INFORMATION GIVEN
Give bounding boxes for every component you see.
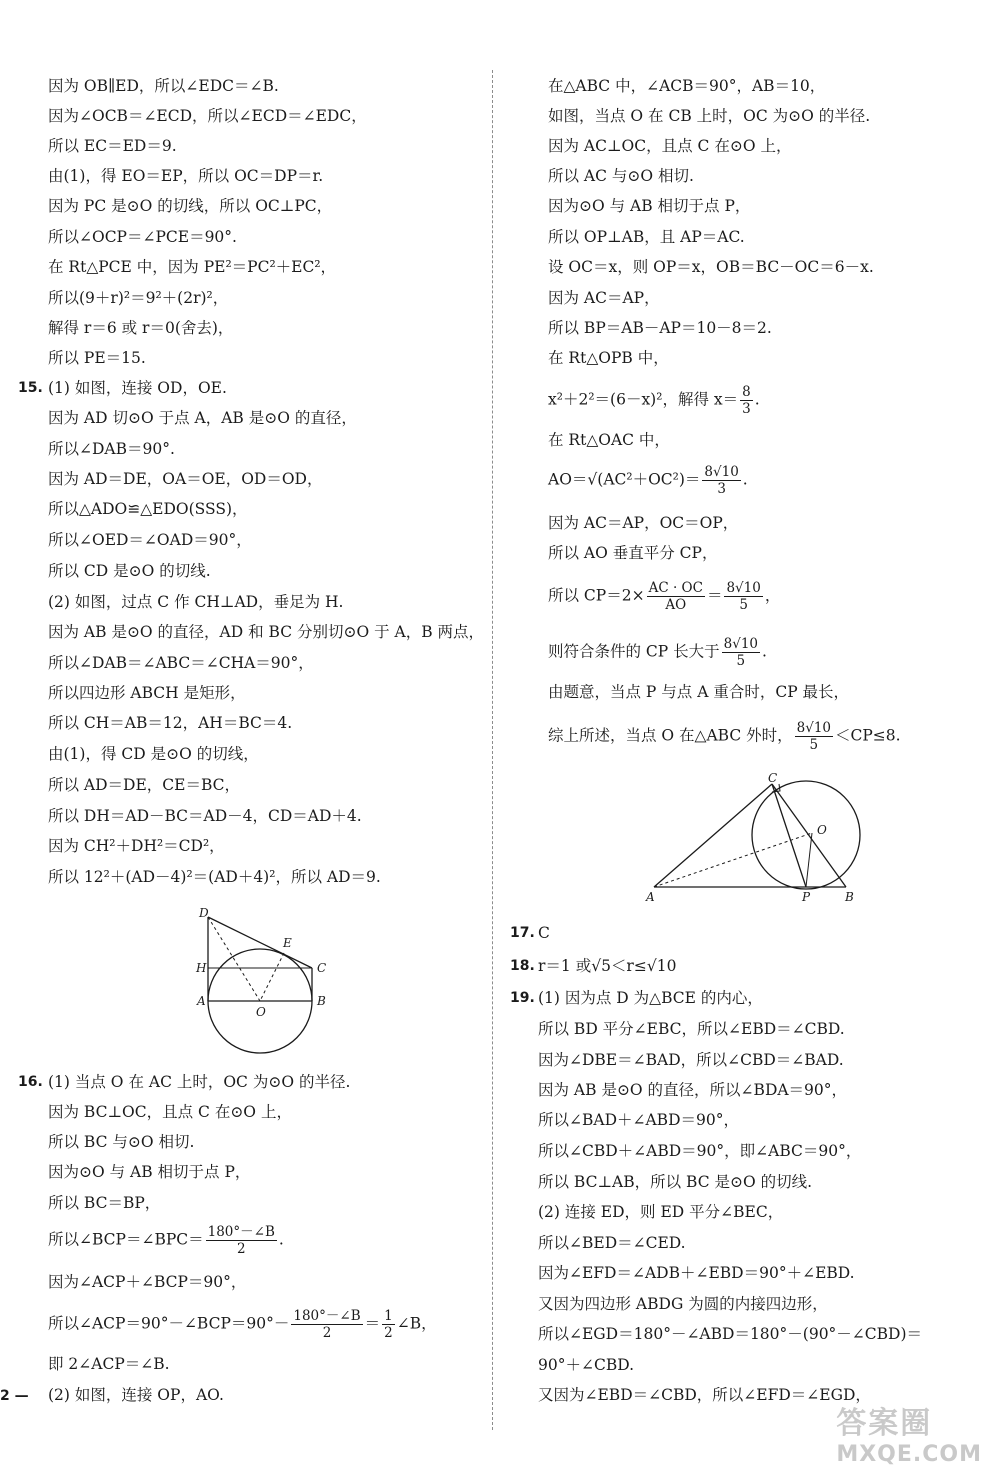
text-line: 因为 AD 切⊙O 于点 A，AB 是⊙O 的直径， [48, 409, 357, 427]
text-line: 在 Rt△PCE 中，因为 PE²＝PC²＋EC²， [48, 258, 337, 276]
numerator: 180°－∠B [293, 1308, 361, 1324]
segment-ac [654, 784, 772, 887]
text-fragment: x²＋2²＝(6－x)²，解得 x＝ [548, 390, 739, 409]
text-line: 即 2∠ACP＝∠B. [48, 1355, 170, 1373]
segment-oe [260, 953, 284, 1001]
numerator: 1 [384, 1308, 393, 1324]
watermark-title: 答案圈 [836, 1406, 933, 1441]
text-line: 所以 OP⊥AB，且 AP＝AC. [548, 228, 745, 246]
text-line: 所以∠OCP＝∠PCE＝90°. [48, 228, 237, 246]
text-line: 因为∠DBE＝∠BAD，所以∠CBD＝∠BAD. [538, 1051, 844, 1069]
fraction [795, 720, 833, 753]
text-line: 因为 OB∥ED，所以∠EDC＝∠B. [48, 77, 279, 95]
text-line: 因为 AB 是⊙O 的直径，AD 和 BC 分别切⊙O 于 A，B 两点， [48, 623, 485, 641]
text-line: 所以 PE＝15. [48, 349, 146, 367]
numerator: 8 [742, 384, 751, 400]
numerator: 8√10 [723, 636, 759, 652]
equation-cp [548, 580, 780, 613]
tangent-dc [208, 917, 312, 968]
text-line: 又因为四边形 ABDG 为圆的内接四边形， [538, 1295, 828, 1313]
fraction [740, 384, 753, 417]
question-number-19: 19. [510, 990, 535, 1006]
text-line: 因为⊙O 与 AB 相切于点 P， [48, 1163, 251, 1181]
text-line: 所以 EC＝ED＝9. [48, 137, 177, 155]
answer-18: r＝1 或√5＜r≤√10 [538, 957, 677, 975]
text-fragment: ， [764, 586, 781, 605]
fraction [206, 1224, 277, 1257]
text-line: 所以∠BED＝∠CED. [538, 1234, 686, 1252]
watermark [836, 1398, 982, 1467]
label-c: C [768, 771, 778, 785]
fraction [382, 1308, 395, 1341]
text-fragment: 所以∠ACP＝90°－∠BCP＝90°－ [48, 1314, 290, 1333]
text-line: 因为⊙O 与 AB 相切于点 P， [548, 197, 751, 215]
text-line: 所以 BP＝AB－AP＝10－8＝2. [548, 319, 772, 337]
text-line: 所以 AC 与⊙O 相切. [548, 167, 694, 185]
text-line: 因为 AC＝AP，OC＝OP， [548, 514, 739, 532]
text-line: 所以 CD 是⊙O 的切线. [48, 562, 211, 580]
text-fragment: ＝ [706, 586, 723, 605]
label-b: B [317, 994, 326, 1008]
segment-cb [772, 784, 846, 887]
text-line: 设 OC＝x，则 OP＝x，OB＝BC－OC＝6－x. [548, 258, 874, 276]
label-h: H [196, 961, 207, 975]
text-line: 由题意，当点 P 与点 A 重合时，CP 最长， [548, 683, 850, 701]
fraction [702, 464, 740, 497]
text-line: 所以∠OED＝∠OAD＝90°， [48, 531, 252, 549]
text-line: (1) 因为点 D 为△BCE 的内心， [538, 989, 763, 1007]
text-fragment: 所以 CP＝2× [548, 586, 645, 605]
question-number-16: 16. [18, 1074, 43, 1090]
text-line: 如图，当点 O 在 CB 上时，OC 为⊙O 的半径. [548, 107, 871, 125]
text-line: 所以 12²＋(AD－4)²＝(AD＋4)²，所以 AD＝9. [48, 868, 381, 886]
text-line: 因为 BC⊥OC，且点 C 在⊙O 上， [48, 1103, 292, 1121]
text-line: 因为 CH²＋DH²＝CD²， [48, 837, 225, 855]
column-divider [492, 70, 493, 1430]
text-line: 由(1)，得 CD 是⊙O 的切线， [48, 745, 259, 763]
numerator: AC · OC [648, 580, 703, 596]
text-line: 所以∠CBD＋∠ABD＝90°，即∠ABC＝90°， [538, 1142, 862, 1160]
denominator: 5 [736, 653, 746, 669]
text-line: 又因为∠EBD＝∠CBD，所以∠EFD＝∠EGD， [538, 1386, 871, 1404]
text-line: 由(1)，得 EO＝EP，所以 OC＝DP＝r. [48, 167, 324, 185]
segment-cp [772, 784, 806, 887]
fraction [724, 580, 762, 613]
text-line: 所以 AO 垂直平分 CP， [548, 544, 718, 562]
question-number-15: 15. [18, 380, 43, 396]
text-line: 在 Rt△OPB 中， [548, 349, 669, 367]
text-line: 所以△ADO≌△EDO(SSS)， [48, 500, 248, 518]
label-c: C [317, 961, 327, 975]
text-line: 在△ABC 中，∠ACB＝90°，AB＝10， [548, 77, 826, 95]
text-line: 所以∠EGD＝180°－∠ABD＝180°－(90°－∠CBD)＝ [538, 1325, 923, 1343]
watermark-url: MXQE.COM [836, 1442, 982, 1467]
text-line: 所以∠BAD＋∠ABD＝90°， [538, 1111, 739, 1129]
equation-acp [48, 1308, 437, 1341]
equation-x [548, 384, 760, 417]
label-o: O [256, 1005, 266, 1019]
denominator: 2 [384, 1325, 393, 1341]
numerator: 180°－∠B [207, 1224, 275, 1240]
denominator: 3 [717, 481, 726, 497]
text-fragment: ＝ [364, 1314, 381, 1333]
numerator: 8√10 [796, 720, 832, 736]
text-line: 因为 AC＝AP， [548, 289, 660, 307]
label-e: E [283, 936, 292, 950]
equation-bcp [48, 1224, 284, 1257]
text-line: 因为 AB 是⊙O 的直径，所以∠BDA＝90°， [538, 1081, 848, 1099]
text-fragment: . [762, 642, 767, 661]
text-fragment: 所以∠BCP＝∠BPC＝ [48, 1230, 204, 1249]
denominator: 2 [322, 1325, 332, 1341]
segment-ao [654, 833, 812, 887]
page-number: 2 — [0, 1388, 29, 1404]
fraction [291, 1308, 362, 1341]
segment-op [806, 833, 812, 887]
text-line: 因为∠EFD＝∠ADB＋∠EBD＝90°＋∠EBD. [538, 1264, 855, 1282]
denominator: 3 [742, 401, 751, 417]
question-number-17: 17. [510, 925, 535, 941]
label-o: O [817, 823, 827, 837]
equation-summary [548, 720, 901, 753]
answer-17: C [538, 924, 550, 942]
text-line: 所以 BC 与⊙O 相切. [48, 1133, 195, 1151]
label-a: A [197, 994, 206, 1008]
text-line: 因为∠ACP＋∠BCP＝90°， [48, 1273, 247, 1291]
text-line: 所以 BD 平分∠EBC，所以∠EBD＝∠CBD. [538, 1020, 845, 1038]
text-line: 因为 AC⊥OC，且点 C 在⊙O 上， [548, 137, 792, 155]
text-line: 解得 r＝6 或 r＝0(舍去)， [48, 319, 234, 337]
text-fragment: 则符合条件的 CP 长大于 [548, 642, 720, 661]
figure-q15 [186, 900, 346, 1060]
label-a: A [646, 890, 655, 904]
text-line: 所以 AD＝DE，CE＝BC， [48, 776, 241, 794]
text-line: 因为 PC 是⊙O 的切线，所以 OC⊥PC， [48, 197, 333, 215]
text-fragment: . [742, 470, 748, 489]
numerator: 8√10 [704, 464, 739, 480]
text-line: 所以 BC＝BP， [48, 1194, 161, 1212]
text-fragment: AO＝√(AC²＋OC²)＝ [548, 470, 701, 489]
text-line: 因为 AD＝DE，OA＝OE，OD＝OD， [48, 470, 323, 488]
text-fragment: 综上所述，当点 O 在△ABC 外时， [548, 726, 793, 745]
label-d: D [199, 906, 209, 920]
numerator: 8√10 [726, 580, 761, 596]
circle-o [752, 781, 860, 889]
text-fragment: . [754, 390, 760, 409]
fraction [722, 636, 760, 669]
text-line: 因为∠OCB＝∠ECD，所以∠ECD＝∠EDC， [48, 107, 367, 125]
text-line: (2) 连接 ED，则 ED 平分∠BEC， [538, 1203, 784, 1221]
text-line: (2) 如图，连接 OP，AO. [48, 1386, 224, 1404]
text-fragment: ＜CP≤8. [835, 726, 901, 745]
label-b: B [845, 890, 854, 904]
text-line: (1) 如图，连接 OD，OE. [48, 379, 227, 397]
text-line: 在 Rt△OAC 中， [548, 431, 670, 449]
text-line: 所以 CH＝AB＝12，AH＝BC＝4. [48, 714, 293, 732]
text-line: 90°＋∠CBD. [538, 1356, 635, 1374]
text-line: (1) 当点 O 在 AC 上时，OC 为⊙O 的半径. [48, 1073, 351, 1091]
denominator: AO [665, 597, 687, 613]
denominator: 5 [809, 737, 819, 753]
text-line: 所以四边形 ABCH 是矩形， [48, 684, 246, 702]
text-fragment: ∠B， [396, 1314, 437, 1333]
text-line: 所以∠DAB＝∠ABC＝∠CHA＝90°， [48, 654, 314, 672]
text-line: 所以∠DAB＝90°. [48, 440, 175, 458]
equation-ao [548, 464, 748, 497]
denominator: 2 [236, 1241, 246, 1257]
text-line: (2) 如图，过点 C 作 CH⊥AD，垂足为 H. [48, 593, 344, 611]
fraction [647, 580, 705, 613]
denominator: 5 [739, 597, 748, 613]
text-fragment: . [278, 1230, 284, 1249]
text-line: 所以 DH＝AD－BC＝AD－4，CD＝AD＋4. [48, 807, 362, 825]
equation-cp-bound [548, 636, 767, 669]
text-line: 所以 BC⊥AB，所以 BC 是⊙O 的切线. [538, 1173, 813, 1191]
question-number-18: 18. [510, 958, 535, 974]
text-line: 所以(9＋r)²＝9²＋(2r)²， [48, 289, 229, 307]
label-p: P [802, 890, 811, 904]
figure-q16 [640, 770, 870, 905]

REQUIREMENTS
Rewrite the lines from the line with "text-line: 因为 AD 切⊙O" to the line with "text-line: 所以 PE＝15. [48, 349, 146, 367]", changing "因为" to "由于" and keeping everything else the same.

FULL ANSWER
text-line: 由于 AD 切⊙O 于点 A，AB 是⊙O 的直径， [48, 409, 357, 427]
text-line: 在 Rt△PCE 中，由于 PE²＝PC²＋EC²， [48, 258, 337, 276]
numerator: 180°－∠B [293, 1308, 361, 1324]
segment-ac [654, 784, 772, 887]
text-fragment: x²＋2²＝(6－x)²，解得 x＝ [548, 390, 739, 409]
text-line: 即 2∠ACP＝∠B. [48, 1355, 170, 1373]
segment-oe [260, 953, 284, 1001]
numerator: 1 [384, 1308, 393, 1324]
watermark-title: 答案圈 [836, 1406, 933, 1441]
text-line: 所以 OP⊥AB，且 AP＝AC. [548, 228, 745, 246]
text-line: 所以∠OCP＝∠PCE＝90°. [48, 228, 237, 246]
text-line: 由于∠DBE＝∠BAD，所以∠CBD＝∠BAD. [538, 1051, 844, 1069]
fraction [795, 720, 833, 753]
text-line: 由于 OB∥ED，所以∠EDC＝∠B. [48, 77, 279, 95]
text-line: 由于 AB 是⊙O 的直径，AD 和 BC 分别切⊙O 于 A，B 两点， [48, 623, 485, 641]
text-line: 所以 PE＝15. [48, 349, 146, 367]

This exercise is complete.